What is needed:
Reply with the count of lines holding "title", nothing more.

......

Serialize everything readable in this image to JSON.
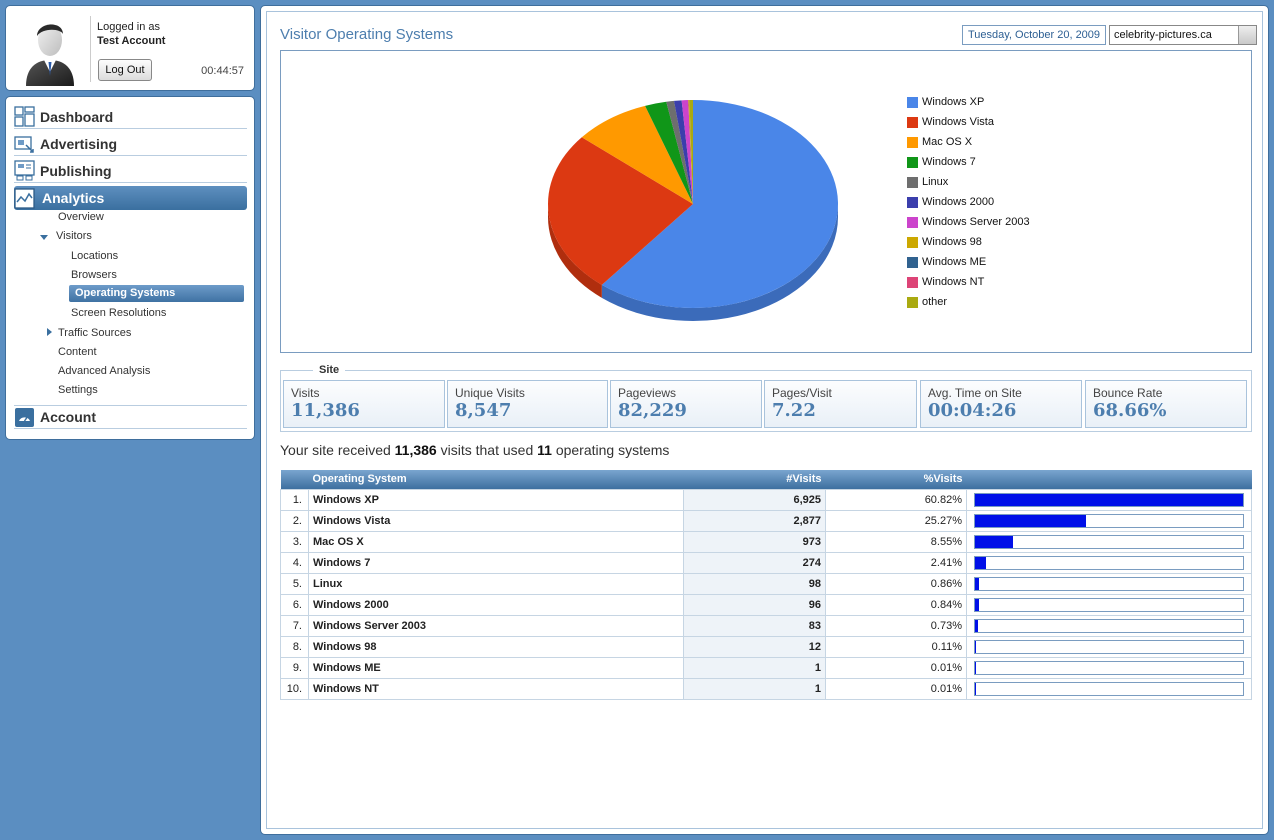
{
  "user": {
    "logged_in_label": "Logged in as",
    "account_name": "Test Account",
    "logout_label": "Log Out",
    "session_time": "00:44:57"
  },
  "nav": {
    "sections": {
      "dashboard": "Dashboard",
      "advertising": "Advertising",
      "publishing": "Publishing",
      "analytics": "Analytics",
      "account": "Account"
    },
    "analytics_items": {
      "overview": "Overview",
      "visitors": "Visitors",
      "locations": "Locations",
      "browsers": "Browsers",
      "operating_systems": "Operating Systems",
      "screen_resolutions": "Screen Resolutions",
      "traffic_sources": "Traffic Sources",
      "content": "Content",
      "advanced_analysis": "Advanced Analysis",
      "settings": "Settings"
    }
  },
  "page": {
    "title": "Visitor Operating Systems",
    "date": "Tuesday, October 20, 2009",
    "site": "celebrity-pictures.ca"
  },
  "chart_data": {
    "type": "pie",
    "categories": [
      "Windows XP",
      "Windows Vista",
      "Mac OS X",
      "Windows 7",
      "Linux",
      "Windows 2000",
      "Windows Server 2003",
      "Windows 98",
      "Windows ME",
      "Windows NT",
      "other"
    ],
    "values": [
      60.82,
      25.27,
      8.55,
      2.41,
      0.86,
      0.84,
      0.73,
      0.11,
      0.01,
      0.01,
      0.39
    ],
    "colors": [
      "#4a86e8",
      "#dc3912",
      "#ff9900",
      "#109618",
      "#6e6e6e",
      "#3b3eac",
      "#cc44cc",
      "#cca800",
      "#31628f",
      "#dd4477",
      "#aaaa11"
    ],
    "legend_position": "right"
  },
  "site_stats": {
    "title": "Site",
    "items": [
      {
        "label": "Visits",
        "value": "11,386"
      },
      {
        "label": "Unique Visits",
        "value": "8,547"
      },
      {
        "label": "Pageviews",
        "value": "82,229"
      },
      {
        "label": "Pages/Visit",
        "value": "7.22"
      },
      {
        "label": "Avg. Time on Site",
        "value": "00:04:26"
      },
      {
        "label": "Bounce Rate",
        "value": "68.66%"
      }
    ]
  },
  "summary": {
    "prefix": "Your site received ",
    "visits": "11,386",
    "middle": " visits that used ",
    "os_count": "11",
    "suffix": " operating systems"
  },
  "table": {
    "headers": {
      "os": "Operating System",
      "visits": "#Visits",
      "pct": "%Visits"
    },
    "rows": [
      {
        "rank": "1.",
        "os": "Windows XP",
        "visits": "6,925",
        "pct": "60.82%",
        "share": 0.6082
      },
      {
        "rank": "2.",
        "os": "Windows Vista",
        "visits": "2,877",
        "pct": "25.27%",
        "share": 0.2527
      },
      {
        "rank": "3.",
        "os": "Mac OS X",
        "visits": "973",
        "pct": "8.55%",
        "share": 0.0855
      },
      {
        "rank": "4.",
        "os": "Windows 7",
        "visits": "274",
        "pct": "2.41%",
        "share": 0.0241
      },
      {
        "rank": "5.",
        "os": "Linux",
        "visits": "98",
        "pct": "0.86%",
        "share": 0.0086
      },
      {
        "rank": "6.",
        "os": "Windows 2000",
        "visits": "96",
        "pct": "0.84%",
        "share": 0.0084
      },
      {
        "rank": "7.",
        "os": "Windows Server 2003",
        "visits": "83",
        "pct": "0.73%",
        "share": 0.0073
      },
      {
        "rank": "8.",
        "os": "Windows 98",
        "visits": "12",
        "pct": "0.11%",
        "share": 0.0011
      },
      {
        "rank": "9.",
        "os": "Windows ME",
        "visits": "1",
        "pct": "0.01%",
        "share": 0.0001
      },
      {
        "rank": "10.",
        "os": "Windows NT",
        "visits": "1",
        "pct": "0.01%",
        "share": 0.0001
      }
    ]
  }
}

......

The solution:
2